» **Task instructions**
Identify all lines below that hold "обеспечения" and collect them.
═══
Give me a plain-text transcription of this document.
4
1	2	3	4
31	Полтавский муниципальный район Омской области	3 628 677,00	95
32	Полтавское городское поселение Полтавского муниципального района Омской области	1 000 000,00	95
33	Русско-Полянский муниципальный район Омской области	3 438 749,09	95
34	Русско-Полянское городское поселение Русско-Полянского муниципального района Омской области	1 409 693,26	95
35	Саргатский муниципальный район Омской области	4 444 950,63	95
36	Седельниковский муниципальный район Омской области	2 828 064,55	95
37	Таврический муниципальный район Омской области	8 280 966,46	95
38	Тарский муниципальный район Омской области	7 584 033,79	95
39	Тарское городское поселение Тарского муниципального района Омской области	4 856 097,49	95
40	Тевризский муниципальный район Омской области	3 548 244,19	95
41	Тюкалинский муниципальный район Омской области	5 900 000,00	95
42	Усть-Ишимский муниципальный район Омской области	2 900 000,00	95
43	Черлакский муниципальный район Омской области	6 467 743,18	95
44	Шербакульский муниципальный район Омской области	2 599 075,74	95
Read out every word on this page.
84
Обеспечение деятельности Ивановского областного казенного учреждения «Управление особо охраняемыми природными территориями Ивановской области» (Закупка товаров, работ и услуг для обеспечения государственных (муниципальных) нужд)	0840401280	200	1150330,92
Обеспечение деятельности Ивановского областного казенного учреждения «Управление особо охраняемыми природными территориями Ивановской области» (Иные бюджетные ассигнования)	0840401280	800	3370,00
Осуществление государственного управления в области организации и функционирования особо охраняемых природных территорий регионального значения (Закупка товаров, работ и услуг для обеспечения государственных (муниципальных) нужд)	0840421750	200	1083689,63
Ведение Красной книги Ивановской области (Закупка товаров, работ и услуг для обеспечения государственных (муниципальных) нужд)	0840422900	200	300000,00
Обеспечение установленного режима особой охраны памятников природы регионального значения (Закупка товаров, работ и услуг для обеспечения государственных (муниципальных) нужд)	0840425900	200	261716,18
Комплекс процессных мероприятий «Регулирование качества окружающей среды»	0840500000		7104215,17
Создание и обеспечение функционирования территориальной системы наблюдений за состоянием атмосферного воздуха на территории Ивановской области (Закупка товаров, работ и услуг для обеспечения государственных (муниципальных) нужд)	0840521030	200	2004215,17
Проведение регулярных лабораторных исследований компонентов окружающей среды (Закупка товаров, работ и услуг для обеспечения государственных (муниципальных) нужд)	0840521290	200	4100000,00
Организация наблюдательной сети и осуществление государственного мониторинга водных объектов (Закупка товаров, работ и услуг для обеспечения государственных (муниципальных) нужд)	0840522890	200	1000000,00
═══
» **Output**
Обеспечение деятельности Ивановского областного казенного учреждения «Управление особо охраняемыми природными территориями Ивановской области» (Закупка товаров, работ и услуг для обеспечения государственных (муниципальных) нужд)	0840401280	200	1150330,92
Осуществление государственного управления в области организации и функционирования особо охраняемых природных территорий регионального значения (Закупка товаров, работ и услуг для обеспечения государственных (муниципальных) нужд)	0840421750	200	1083689,63
Ведение Красной книги Ивановской области (Закупка товаров, работ и услуг для обеспечения государственных (муниципальных) нужд)	0840422900	200	300000,00
Обеспечение установленного режима особой охраны памятников природы регионального значения (Закупка товаров, работ и услуг для обеспечения государственных (муниципальных) нужд)	0840425900	200	261716,18
Создание и обеспечение функционирования территориальной системы наблюдений за состоянием атмосферного воздуха на территории Ивановской области (Закупка товаров, работ и услуг для обеспечения государственных (муниципальных) нужд)	0840521030	200	2004215,17
Проведение регулярных лабораторных исследований компонентов окружающей среды (Закупка товаров, работ и услуг для обеспечения государственных (муниципальных) нужд)	0840521290	200	4100000,00
Организация наблюдательной сети и осуществление государственного мониторинга водных объектов (Закупка товаров, работ и услуг для обеспечения государственных (муниципальных) нужд)	0840522890	200	1000000,00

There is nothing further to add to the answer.